• _EXERCISE AIM_:
Locate the word "Arbetssökande" in the data below, then copy every line that holds it.

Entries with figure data
>> BEGIN

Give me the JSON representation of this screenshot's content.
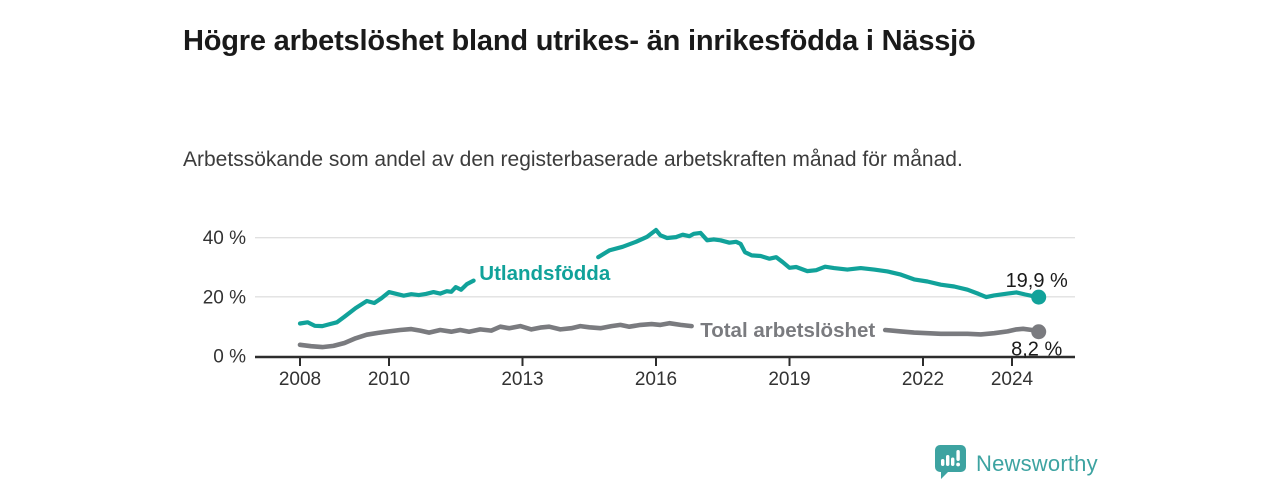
{
  "header": {
    "title": "Högre arbetslöshet bland utrikes- än inrikesfödda i Nässjö",
    "subtitle": "Arbetssökande som andel av den registerbaserade arbetskraften månad för månad."
  },
  "chart_data": {
    "type": "line",
    "title": "Högre arbetslöshet bland utrikes- än inrikesfödda i Nässjö",
    "subtitle": "Arbetssökande som andel av den registerbaserade arbetskraften månad för månad.",
    "unit": "%",
    "xlabel": "",
    "ylabel": "",
    "grid": true,
    "xlim": [
      2007,
      2025.4
    ],
    "ylim": [
      0,
      45
    ],
    "x_ticks": [
      {
        "v": 2008,
        "label": "2008"
      },
      {
        "v": 2010,
        "label": "2010"
      },
      {
        "v": 2013,
        "label": "2013"
      },
      {
        "v": 2016,
        "label": "2016"
      },
      {
        "v": 2019,
        "label": "2019"
      },
      {
        "v": 2022,
        "label": "2022"
      },
      {
        "v": 2024,
        "label": "2024"
      }
    ],
    "y_ticks": [
      {
        "v": 0,
        "label": "0 %"
      },
      {
        "v": 20,
        "label": "20 %"
      },
      {
        "v": 40,
        "label": "40 %"
      }
    ],
    "colors": {
      "axis": "#2d2d2d",
      "grid": "#e0e0e0",
      "tick_text": "#333333",
      "end_label_text": "#1a1a1a"
    },
    "series": [
      {
        "name": "Utlandsfödda",
        "color": "#11a29a",
        "line_width": 4.2,
        "end_value": 19.9,
        "end_label": "19,9 %",
        "end_label_position": "above",
        "inline_label": {
          "text": "Utlandsfödda",
          "x": 2013.5,
          "y": 28
        },
        "segments": [
          [
            [
              2008.0,
              11.0
            ],
            [
              2008.17,
              11.4
            ],
            [
              2008.33,
              10.2
            ],
            [
              2008.5,
              10.1
            ],
            [
              2008.67,
              10.8
            ],
            [
              2008.83,
              11.4
            ],
            [
              2009.0,
              13.3
            ],
            [
              2009.25,
              16.2
            ],
            [
              2009.5,
              18.6
            ],
            [
              2009.67,
              17.9
            ],
            [
              2009.83,
              19.5
            ],
            [
              2010.0,
              21.6
            ],
            [
              2010.17,
              21.0
            ],
            [
              2010.33,
              20.4
            ],
            [
              2010.5,
              20.9
            ],
            [
              2010.67,
              20.6
            ],
            [
              2010.83,
              21.0
            ],
            [
              2011.0,
              21.6
            ],
            [
              2011.15,
              21.1
            ],
            [
              2011.3,
              21.9
            ],
            [
              2011.4,
              21.7
            ],
            [
              2011.5,
              23.3
            ],
            [
              2011.62,
              22.4
            ],
            [
              2011.75,
              24.3
            ],
            [
              2011.9,
              25.5
            ]
          ],
          [
            [
              2014.7,
              33.4
            ],
            [
              2014.95,
              35.7
            ],
            [
              2015.25,
              36.9
            ],
            [
              2015.55,
              38.6
            ],
            [
              2015.8,
              40.3
            ],
            [
              2016.0,
              42.6
            ],
            [
              2016.1,
              40.8
            ],
            [
              2016.25,
              39.9
            ],
            [
              2016.45,
              40.2
            ],
            [
              2016.6,
              41.0
            ],
            [
              2016.75,
              40.5
            ],
            [
              2016.85,
              41.3
            ],
            [
              2017.0,
              41.6
            ],
            [
              2017.15,
              39.1
            ],
            [
              2017.3,
              39.4
            ],
            [
              2017.45,
              39.1
            ],
            [
              2017.65,
              38.3
            ],
            [
              2017.8,
              38.6
            ],
            [
              2017.9,
              37.9
            ],
            [
              2018.0,
              35.1
            ],
            [
              2018.15,
              34.0
            ],
            [
              2018.35,
              33.8
            ],
            [
              2018.55,
              32.9
            ],
            [
              2018.7,
              33.4
            ],
            [
              2018.85,
              31.7
            ],
            [
              2019.0,
              29.8
            ],
            [
              2019.15,
              30.1
            ],
            [
              2019.4,
              28.7
            ],
            [
              2019.6,
              29.0
            ],
            [
              2019.8,
              30.2
            ],
            [
              2020.0,
              29.7
            ],
            [
              2020.3,
              29.2
            ],
            [
              2020.6,
              29.7
            ],
            [
              2020.9,
              29.2
            ],
            [
              2021.2,
              28.6
            ],
            [
              2021.5,
              27.5
            ],
            [
              2021.8,
              25.9
            ],
            [
              2022.1,
              25.2
            ],
            [
              2022.4,
              24.1
            ],
            [
              2022.7,
              23.5
            ],
            [
              2023.0,
              22.4
            ],
            [
              2023.25,
              21.0
            ],
            [
              2023.42,
              19.9
            ],
            [
              2023.6,
              20.5
            ],
            [
              2023.9,
              21.1
            ],
            [
              2024.1,
              21.5
            ],
            [
              2024.3,
              20.8
            ],
            [
              2024.45,
              20.3
            ],
            [
              2024.6,
              19.9
            ]
          ]
        ]
      },
      {
        "name": "Total arbetslöshet",
        "color": "#7a7b7f",
        "line_width": 4.6,
        "end_value": 8.2,
        "end_label": "8,2 %",
        "end_label_position": "below",
        "inline_label": {
          "text": "Total arbetslöshet",
          "x": 2018.96,
          "y": 8.8
        },
        "segments": [
          [
            [
              2008.0,
              3.8
            ],
            [
              2008.25,
              3.3
            ],
            [
              2008.5,
              3.0
            ],
            [
              2008.75,
              3.4
            ],
            [
              2009.0,
              4.4
            ],
            [
              2009.25,
              6.0
            ],
            [
              2009.5,
              7.2
            ],
            [
              2009.75,
              7.8
            ],
            [
              2010.0,
              8.3
            ],
            [
              2010.25,
              8.8
            ],
            [
              2010.5,
              9.1
            ],
            [
              2010.7,
              8.6
            ],
            [
              2010.9,
              7.9
            ],
            [
              2011.15,
              8.8
            ],
            [
              2011.4,
              8.2
            ],
            [
              2011.6,
              8.8
            ],
            [
              2011.8,
              8.2
            ],
            [
              2012.05,
              9.0
            ],
            [
              2012.3,
              8.6
            ],
            [
              2012.5,
              9.9
            ],
            [
              2012.7,
              9.4
            ],
            [
              2012.95,
              10.1
            ],
            [
              2013.2,
              9.0
            ],
            [
              2013.4,
              9.6
            ],
            [
              2013.6,
              9.9
            ],
            [
              2013.85,
              9.0
            ],
            [
              2014.1,
              9.4
            ],
            [
              2014.3,
              10.1
            ],
            [
              2014.5,
              9.7
            ],
            [
              2014.75,
              9.4
            ],
            [
              2015.0,
              10.1
            ],
            [
              2015.2,
              10.5
            ],
            [
              2015.4,
              9.9
            ],
            [
              2015.65,
              10.5
            ],
            [
              2015.9,
              10.8
            ],
            [
              2016.1,
              10.5
            ],
            [
              2016.3,
              11.1
            ],
            [
              2016.55,
              10.5
            ],
            [
              2016.8,
              10.1
            ]
          ],
          [
            [
              2021.15,
              8.8
            ],
            [
              2021.5,
              8.3
            ],
            [
              2021.8,
              7.9
            ],
            [
              2022.1,
              7.7
            ],
            [
              2022.4,
              7.5
            ],
            [
              2022.7,
              7.5
            ],
            [
              2023.0,
              7.5
            ],
            [
              2023.3,
              7.3
            ],
            [
              2023.6,
              7.7
            ],
            [
              2023.9,
              8.3
            ],
            [
              2024.1,
              9.0
            ],
            [
              2024.25,
              9.2
            ],
            [
              2024.45,
              8.8
            ],
            [
              2024.6,
              8.2
            ]
          ]
        ]
      }
    ]
  },
  "footer": {
    "brand": "Newsworthy",
    "logo_icon": "bar-chart-speech-bubble-icon",
    "brand_color": "#3da3a1"
  }
}
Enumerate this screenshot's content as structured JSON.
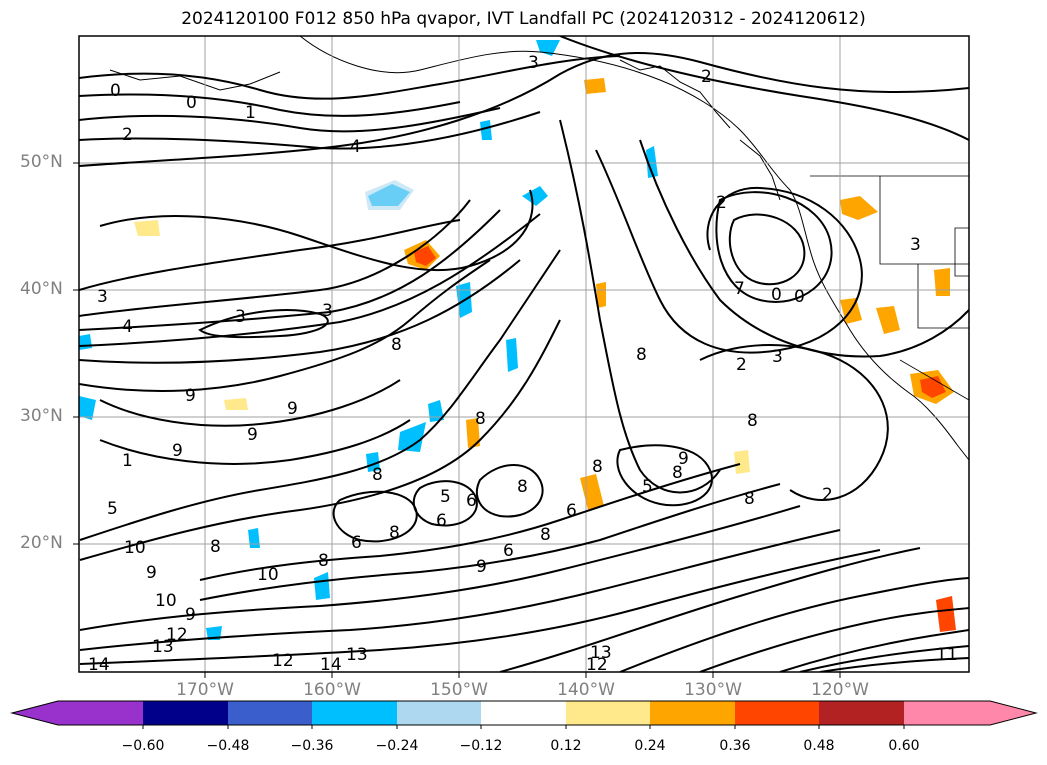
{
  "title": "2024120100 F012 850 hPa qvapor, IVT Landfall PC (2024120312 - 2024120612)",
  "map": {
    "lat_labels": [
      "50°N",
      "40°N",
      "30°N",
      "20°N"
    ],
    "lon_labels": [
      "170°W",
      "160°W",
      "150°W",
      "140°W",
      "130°W",
      "120°W"
    ],
    "gridline_color": "#a0a0a0",
    "contour_color": "#000000",
    "contour_labels": [
      "0",
      "0",
      "1",
      "2",
      "4",
      "3",
      "3",
      "4",
      "3",
      "3",
      "8",
      "9",
      "9",
      "9",
      "1",
      "9",
      "5",
      "10",
      "9",
      "10",
      "10",
      "9",
      "12",
      "13",
      "14",
      "12",
      "14",
      "13",
      "8",
      "8",
      "6",
      "8",
      "6",
      "8",
      "5",
      "6",
      "8",
      "8",
      "9",
      "6",
      "8",
      "8",
      "5",
      "6",
      "13",
      "12",
      "8",
      "2",
      "2",
      "7",
      "0",
      "0",
      "3",
      "2",
      "3",
      "8",
      "9",
      "8",
      "8",
      "2",
      "11"
    ]
  },
  "colorbar": {
    "tick_labels": [
      "−0.60",
      "−0.48",
      "−0.36",
      "−0.24",
      "−0.12",
      "0.12",
      "0.24",
      "0.36",
      "0.48",
      "0.60"
    ],
    "segment_colors": [
      "#9932cc",
      "#00008b",
      "#3a5fcd",
      "#00bfff",
      "#add8f0",
      "#ffffff",
      "#ffe98a",
      "#ffa500",
      "#ff4500",
      "#b22222",
      "#ff88aa"
    ]
  }
}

>> END

• _EXERCISE RESPONSE_:
    "subtitle": "Arbetssökande som andel av den registerbaserade arbetskraften månad för månad."
    "subtitle": "Arbetssökande som andel av den registerbaserade arbetskraften månad för månad.",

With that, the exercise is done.